● **Stated exercise**
Skip the images and copy each record exactly as written.

(Entries from a visual dataset)
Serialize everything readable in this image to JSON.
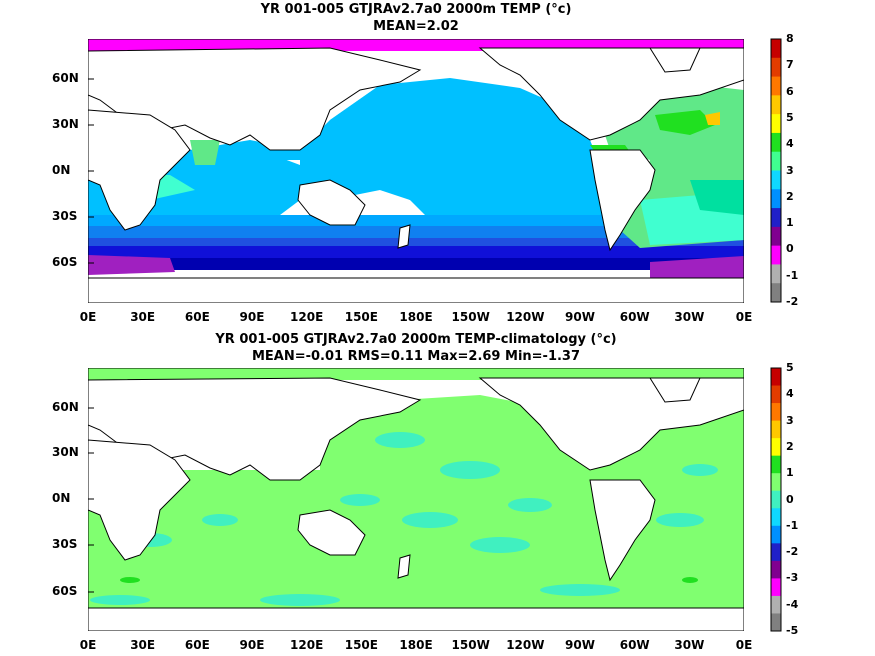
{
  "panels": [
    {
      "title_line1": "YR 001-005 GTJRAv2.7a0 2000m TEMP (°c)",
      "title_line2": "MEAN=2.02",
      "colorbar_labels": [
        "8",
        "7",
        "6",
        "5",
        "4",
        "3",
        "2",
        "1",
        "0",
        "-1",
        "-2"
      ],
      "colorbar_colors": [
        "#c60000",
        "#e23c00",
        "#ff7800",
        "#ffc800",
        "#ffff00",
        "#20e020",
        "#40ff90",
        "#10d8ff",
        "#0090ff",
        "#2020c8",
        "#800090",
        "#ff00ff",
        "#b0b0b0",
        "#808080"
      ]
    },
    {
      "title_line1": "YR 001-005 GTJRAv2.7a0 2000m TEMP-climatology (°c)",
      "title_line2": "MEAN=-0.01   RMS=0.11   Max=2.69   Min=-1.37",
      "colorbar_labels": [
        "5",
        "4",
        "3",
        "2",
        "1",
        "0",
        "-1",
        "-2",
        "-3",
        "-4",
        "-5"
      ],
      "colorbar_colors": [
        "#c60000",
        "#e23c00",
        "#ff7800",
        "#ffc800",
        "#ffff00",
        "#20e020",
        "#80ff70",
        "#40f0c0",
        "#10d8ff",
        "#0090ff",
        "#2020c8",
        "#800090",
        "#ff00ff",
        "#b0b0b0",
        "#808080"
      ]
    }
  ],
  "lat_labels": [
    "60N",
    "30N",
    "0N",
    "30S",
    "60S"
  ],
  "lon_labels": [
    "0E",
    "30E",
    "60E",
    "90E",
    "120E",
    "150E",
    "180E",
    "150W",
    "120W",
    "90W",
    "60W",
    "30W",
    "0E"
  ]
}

● **The result**
Serialize everything readable in this image to JSON.
{
  "panels": [
    {
      "title_line1": "YR 001-005 GTJRAv2.7a0 2000m TEMP (°c)",
      "title_line2": "MEAN=2.02",
      "colorbar_labels": [
        "8",
        "7",
        "6",
        "5",
        "4",
        "3",
        "2",
        "1",
        "0",
        "-1",
        "-2"
      ],
      "colorbar_colors": [
        "#c60000",
        "#e23c00",
        "#ff7800",
        "#ffc800",
        "#ffff00",
        "#20e020",
        "#40ff90",
        "#10d8ff",
        "#0090ff",
        "#2020c8",
        "#800090",
        "#ff00ff",
        "#b0b0b0",
        "#808080"
      ]
    },
    {
      "title_line1": "YR 001-005 GTJRAv2.7a0 2000m TEMP-climatology (°c)",
      "title_line2": "MEAN=-0.01   RMS=0.11   Max=2.69   Min=-1.37",
      "colorbar_labels": [
        "5",
        "4",
        "3",
        "2",
        "1",
        "0",
        "-1",
        "-2",
        "-3",
        "-4",
        "-5"
      ],
      "colorbar_colors": [
        "#c60000",
        "#e23c00",
        "#ff7800",
        "#ffc800",
        "#ffff00",
        "#20e020",
        "#80ff70",
        "#40f0c0",
        "#10d8ff",
        "#0090ff",
        "#2020c8",
        "#800090",
        "#ff00ff",
        "#b0b0b0",
        "#808080"
      ]
    }
  ],
  "lat_labels": [
    "60N",
    "30N",
    "0N",
    "30S",
    "60S"
  ],
  "lon_labels": [
    "0E",
    "30E",
    "60E",
    "90E",
    "120E",
    "150E",
    "180E",
    "150W",
    "120W",
    "90W",
    "60W",
    "30W",
    "0E"
  ]
}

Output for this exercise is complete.